Exercise material >>
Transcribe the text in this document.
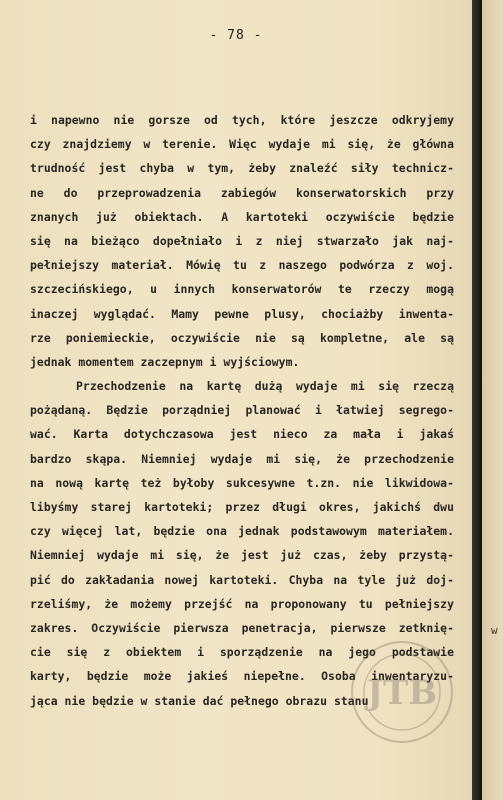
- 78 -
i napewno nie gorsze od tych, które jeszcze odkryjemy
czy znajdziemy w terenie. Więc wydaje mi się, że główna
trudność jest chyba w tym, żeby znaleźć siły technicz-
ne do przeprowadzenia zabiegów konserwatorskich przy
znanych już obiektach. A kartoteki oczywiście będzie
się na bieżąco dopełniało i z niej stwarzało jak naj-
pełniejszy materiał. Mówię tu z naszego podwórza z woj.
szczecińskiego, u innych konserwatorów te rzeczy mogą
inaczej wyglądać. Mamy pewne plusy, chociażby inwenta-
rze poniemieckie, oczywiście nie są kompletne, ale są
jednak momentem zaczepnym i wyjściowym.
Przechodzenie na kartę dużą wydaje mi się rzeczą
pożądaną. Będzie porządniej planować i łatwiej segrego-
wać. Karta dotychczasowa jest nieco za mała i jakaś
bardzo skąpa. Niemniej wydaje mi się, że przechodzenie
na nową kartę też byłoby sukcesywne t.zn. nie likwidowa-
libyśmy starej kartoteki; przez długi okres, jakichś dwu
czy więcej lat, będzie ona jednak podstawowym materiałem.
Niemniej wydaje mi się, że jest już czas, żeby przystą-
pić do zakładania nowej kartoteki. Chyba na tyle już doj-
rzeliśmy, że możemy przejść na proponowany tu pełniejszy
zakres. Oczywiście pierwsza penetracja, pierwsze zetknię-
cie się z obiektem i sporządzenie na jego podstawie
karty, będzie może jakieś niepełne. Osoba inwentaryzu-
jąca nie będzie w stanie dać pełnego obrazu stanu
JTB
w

---

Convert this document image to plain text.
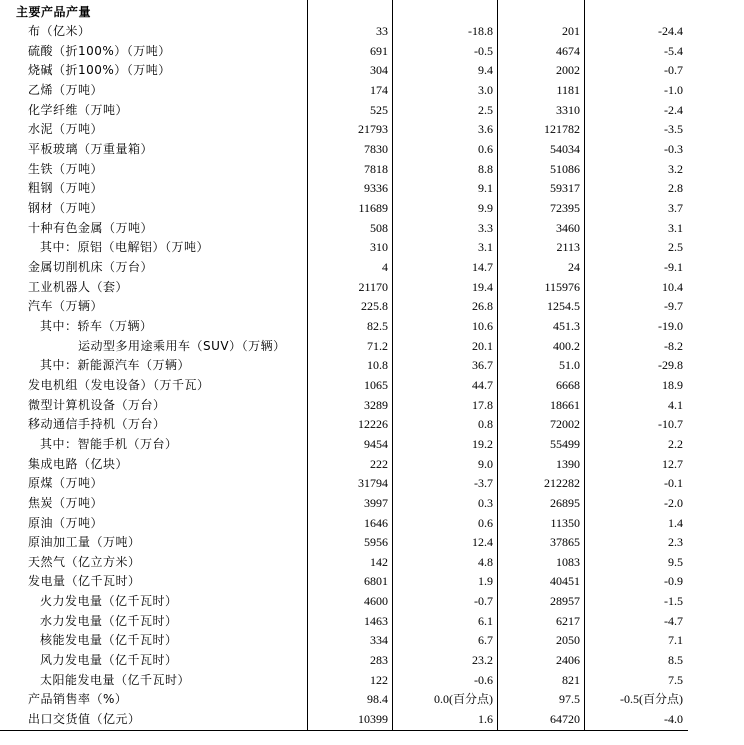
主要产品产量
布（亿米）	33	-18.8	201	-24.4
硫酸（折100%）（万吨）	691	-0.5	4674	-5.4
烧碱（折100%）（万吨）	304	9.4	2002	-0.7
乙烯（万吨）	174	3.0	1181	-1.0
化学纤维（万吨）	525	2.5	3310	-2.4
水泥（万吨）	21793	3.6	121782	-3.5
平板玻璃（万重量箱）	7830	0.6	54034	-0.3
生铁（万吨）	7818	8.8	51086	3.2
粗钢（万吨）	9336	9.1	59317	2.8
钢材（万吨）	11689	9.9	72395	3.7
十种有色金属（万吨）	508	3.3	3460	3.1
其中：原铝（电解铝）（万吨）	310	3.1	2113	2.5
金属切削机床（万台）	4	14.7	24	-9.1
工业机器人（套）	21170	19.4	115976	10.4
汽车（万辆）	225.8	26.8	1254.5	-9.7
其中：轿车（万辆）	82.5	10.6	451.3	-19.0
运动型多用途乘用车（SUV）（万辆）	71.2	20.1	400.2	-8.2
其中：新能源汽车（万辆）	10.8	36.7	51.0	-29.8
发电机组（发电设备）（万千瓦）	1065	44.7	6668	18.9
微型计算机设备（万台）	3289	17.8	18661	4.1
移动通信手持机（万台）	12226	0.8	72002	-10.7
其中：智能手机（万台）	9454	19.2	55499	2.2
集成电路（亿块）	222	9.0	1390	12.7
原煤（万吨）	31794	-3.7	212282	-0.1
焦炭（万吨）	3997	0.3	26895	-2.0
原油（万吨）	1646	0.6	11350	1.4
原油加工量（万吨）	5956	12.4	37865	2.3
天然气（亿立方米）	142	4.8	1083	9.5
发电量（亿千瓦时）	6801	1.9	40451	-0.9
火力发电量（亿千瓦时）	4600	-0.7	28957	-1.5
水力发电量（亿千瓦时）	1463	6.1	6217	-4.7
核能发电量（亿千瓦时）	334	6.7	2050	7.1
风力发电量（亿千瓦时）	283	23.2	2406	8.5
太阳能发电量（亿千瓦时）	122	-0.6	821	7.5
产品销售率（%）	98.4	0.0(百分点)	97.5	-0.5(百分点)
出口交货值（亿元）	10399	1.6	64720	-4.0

--

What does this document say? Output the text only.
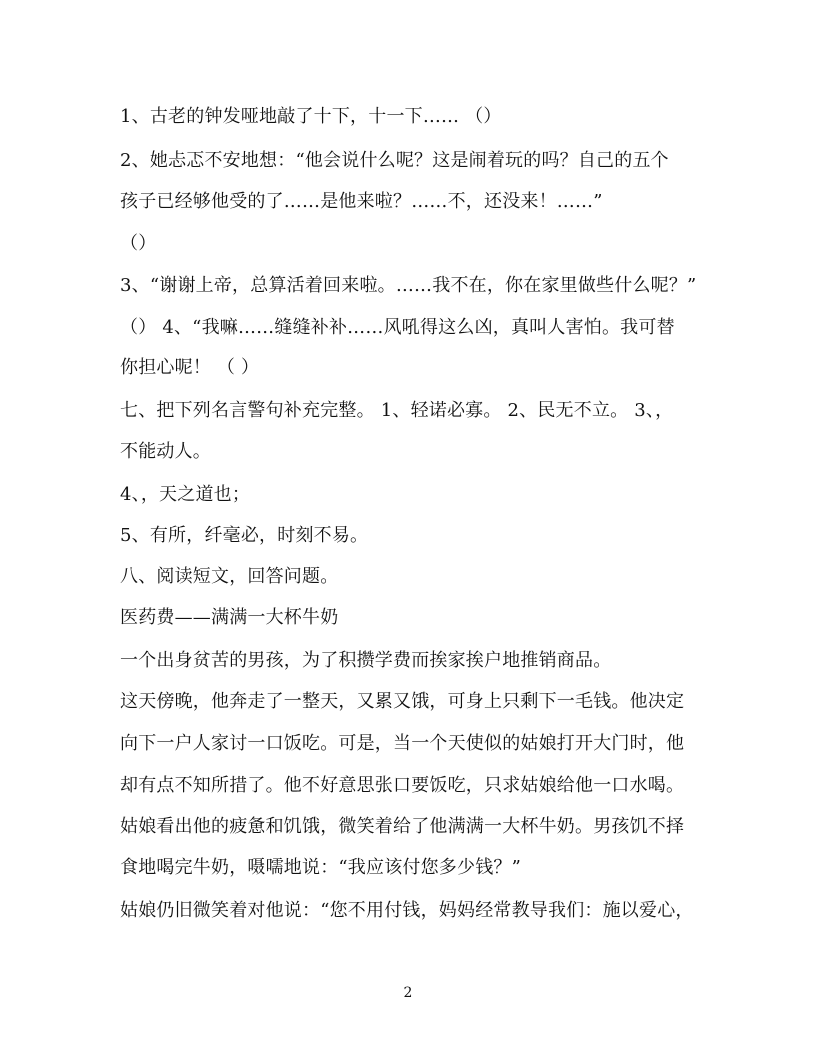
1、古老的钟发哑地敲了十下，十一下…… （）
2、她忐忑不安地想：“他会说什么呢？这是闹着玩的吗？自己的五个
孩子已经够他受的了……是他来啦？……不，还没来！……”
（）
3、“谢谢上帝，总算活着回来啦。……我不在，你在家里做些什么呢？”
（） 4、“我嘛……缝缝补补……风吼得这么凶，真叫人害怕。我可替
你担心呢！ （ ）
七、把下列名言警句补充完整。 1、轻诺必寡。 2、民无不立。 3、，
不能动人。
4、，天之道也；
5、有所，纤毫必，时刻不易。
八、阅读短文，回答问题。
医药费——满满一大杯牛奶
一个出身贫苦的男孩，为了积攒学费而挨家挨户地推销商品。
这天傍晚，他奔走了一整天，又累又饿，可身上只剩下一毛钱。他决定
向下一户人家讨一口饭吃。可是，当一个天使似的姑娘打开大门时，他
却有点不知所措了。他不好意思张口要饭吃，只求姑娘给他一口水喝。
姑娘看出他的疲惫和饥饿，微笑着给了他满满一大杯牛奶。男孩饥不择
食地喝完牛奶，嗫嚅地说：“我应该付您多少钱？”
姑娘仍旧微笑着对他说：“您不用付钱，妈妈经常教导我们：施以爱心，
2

Given instruction >>
Set out every line from the material that contains the string "kartę".

Answer to the task >>
Przechodzenie na kartę dużą wydaje mi się rzeczą
na nową kartę też byłoby sukcesywne t.zn. nie likwidowa-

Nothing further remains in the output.